Dataset entries:
++++++++++++++++++++

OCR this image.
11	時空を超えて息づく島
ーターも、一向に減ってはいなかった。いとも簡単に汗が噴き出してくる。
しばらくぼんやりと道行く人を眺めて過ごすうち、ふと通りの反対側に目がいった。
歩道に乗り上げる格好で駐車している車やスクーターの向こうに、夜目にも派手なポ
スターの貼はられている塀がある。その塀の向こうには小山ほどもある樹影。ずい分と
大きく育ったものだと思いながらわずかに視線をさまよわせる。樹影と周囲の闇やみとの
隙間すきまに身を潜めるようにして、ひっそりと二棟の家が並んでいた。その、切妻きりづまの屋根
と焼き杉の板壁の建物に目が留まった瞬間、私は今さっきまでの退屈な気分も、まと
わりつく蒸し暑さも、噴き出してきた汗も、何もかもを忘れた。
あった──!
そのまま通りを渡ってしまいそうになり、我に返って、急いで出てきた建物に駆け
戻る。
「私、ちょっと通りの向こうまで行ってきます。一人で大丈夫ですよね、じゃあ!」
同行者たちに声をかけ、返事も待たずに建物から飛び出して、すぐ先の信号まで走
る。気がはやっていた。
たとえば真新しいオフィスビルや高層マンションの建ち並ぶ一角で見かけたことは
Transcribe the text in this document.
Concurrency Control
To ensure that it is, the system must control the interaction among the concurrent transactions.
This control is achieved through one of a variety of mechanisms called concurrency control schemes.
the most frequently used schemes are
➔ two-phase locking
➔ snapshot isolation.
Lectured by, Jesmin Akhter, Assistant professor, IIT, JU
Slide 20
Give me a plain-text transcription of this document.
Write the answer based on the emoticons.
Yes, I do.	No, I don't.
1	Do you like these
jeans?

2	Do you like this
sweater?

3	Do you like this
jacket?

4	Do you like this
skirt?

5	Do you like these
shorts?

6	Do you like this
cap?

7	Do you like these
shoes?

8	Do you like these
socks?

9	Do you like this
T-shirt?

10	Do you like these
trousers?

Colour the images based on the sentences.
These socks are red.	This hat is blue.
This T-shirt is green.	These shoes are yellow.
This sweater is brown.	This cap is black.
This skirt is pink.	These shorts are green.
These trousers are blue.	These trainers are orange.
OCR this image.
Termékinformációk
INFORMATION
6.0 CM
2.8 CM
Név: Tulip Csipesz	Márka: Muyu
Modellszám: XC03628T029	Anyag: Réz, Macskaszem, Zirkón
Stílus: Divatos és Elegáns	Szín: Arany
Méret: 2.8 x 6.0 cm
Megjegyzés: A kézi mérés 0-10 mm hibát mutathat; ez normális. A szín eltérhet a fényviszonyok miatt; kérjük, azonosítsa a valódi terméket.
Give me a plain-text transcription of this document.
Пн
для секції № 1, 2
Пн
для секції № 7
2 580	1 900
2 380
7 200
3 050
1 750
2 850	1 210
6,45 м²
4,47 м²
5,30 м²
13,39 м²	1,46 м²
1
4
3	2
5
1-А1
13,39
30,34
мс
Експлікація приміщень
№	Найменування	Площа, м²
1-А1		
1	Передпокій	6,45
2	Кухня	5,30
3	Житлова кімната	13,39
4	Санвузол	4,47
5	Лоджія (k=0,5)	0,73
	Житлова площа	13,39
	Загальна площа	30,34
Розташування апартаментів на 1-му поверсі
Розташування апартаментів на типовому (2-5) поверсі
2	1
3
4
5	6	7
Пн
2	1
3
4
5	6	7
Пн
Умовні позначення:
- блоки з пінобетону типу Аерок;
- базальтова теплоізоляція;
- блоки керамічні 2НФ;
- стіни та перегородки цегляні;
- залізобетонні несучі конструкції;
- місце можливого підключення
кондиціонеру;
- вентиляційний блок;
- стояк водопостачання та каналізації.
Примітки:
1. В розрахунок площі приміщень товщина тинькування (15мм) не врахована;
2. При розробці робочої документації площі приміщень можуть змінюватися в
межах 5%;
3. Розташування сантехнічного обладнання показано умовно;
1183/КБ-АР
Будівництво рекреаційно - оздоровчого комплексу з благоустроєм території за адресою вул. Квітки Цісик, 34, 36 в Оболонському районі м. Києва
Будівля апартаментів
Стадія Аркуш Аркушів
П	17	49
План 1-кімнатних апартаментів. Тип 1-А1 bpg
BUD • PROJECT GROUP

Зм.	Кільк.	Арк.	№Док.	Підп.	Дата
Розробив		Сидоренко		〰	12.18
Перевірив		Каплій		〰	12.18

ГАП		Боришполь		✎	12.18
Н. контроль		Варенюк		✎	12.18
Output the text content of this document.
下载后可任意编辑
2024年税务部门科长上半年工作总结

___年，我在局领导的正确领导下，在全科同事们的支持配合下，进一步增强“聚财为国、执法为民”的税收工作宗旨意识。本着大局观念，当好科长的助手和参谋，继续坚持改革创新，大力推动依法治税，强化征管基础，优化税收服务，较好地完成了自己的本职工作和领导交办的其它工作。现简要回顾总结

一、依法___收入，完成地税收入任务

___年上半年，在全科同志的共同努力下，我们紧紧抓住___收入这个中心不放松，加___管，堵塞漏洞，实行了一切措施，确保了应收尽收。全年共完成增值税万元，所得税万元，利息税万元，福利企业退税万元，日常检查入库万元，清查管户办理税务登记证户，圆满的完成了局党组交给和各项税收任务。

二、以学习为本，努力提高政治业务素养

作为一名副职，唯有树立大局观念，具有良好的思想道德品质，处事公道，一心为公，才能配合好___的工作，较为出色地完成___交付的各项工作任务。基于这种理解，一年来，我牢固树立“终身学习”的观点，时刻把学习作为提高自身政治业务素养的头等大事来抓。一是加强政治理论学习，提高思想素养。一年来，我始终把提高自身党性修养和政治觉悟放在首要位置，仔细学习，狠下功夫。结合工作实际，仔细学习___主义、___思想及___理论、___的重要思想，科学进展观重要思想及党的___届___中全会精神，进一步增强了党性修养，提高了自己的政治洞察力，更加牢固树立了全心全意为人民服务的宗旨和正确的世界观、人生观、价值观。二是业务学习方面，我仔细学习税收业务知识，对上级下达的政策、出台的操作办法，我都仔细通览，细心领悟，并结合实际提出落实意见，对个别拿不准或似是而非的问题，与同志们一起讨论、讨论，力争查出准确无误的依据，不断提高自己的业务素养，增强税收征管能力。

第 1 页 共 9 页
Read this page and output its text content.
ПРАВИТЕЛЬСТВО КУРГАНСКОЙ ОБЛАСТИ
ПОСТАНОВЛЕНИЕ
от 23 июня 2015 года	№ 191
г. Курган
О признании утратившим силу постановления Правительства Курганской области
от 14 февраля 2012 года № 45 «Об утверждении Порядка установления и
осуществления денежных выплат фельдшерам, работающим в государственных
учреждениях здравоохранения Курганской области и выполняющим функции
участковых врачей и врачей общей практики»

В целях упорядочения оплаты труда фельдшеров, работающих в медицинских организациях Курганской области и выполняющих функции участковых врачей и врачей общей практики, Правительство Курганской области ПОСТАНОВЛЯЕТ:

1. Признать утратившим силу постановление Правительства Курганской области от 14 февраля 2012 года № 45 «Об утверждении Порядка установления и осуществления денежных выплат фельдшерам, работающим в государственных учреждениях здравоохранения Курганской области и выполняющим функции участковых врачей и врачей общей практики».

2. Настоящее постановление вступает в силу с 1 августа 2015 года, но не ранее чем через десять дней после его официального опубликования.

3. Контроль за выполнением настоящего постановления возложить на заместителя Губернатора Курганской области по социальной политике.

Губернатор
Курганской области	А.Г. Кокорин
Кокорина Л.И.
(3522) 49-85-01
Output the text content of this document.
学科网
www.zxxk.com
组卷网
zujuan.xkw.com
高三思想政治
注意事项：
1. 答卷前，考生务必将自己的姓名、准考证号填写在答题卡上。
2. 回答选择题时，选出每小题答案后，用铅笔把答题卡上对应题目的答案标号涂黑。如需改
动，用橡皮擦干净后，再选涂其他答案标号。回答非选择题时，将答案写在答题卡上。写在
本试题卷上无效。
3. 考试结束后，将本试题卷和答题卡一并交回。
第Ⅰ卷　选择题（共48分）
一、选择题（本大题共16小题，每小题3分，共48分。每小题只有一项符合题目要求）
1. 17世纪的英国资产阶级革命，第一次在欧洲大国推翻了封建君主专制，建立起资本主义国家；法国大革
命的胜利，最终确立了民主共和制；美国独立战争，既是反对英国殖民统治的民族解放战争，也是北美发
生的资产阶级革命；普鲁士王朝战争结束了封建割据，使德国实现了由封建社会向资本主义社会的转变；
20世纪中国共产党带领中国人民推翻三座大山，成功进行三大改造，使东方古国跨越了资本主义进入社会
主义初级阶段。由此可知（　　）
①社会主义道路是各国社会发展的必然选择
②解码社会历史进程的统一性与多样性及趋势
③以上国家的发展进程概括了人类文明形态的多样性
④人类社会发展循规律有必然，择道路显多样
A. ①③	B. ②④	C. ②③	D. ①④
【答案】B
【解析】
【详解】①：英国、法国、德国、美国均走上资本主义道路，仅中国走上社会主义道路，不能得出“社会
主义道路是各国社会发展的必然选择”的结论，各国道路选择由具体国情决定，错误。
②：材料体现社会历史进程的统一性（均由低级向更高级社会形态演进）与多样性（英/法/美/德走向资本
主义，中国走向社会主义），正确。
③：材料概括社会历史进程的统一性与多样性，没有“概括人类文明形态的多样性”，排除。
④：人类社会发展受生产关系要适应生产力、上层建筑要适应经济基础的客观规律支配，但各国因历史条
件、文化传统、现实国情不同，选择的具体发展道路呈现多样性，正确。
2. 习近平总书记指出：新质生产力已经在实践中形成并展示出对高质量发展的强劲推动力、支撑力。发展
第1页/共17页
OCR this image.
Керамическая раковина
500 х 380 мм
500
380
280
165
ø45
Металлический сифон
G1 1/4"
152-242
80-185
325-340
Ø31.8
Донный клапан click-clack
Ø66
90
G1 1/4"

++++++++++++++++++++

(The exercise) Across the preceding material, how many lines contain the word "Правительства"? State the number alone.

(Solution to the exercise) 2